### Task description
Print all entries precisely as they are written.

### Dataset excerpts
— Start —

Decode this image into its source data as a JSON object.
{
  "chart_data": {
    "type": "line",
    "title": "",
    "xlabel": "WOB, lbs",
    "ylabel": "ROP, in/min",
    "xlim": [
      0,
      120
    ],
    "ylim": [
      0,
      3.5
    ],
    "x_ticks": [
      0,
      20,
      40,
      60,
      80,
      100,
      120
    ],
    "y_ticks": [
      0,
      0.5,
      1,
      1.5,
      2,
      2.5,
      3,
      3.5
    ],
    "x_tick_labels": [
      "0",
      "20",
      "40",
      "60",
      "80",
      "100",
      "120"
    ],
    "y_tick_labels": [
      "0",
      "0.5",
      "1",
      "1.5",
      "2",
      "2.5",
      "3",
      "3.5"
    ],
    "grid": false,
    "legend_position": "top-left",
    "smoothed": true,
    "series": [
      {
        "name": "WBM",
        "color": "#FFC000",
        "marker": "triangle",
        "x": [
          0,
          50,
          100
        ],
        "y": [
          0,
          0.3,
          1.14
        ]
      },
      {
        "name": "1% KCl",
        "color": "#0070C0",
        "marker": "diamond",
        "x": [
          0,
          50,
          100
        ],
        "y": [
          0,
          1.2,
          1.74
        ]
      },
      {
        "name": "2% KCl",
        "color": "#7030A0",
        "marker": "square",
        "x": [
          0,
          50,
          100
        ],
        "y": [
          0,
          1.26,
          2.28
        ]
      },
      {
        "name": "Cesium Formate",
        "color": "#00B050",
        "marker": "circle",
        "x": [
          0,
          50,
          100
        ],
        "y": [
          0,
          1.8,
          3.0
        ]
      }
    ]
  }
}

— End —

### Response for this exercise
Decode this image into its source data as a JSON object.
{
  "chart_data": {
    "type": "line",
    "title": "",
    "xlabel": "WOB, lbs",
    "ylabel": "ROP, in/min",
    "xlim": [
      0,
      120
    ],
    "ylim": [
      0,
      3.5
    ],
    "x_ticks": [
      0,
      20,
      40,
      60,
      80,
      100,
      120
    ],
    "y_ticks": [
      0,
      0.5,
      1,
      1.5,
      2,
      2.5,
      3,
      3.5
    ],
    "x_tick_labels": [
      "0",
      "20",
      "40",
      "60",
      "80",
      "100",
      "120"
    ],
    "y_tick_labels": [
      "0",
      "0.5",
      "1",
      "1.5",
      "2",
      "2.5",
      "3",
      "3.5"
    ],
    "grid": false,
    "legend_position": "top-left",
    "smoothed": true,
    "series": [
      {
        "name": "WBM",
        "color": "#FFC000",
        "marker": "triangle",
        "x": [
          0,
          50,
          100
        ],
        "y": [
          0,
          0.3,
          1.14
        ]
      },
      {
        "name": "1% KCl",
        "color": "#0070C0",
        "marker": "diamond",
        "x": [
          0,
          50,
          100
        ],
        "y": [
          0,
          1.2,
          1.74
        ]
      },
      {
        "name": "2% KCl",
        "color": "#7030A0",
        "marker": "square",
        "x": [
          0,
          50,
          100
        ],
        "y": [
          0,
          1.26,
          2.28
        ]
      },
      {
        "name": "Cesium Formate",
        "color": "#00B050",
        "marker": "circle",
        "x": [
          0,
          50,
          100
        ],
        "y": [
          0,
          1.8,
          3.0
        ]
      }
    ]
  }
}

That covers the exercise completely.